**RECORDS FOR THIS TASK**
** start **

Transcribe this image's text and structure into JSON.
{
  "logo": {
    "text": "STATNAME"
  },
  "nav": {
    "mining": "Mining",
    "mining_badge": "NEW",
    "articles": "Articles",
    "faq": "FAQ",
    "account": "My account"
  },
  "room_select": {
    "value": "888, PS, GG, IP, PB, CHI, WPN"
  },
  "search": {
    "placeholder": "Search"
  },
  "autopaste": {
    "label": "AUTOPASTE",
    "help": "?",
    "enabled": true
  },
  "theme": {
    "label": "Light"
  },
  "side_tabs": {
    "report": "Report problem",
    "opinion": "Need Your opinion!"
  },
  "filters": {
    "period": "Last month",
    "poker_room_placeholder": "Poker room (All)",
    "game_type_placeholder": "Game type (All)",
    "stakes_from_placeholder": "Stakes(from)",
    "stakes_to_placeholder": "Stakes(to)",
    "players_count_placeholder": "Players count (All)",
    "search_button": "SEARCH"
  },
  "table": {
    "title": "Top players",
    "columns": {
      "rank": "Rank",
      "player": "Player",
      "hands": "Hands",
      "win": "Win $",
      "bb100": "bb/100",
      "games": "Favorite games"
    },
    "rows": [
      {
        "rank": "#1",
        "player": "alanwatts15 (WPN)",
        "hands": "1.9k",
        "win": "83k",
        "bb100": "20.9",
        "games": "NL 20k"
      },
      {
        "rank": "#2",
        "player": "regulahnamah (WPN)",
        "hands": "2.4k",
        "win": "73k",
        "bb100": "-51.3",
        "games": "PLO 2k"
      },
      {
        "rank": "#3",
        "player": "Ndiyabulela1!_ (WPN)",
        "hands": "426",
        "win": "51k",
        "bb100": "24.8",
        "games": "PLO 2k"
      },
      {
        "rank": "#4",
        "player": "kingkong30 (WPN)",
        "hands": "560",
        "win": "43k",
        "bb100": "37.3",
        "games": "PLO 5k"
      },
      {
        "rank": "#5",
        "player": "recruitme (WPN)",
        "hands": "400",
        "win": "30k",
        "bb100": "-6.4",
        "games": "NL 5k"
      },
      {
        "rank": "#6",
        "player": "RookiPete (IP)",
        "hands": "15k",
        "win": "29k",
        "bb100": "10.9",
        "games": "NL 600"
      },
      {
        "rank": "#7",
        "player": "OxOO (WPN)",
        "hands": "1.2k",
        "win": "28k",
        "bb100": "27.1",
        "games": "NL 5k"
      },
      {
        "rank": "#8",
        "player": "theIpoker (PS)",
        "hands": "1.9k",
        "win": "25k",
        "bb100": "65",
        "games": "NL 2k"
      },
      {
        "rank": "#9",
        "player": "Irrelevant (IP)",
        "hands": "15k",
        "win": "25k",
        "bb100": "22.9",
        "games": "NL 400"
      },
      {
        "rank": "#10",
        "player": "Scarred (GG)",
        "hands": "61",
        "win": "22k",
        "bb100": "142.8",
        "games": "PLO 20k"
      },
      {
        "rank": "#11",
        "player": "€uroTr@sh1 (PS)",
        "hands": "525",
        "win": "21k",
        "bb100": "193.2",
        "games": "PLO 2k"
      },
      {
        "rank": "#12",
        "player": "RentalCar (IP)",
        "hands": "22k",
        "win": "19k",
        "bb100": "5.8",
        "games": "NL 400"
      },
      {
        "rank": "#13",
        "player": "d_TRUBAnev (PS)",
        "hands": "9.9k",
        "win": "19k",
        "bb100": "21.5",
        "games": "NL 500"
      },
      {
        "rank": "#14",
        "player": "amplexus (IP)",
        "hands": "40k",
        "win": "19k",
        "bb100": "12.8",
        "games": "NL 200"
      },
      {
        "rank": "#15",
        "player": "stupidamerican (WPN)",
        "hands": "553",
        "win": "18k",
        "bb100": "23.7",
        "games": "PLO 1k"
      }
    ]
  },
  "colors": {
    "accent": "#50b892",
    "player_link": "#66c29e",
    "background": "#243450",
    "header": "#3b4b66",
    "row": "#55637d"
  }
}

** end **

**WRITTEN REQUEST**
Extract all lines containing the word "text".

**THE OUTPUT**
Transcribe this image's text and structure into JSON.
    "text": "STATNAME"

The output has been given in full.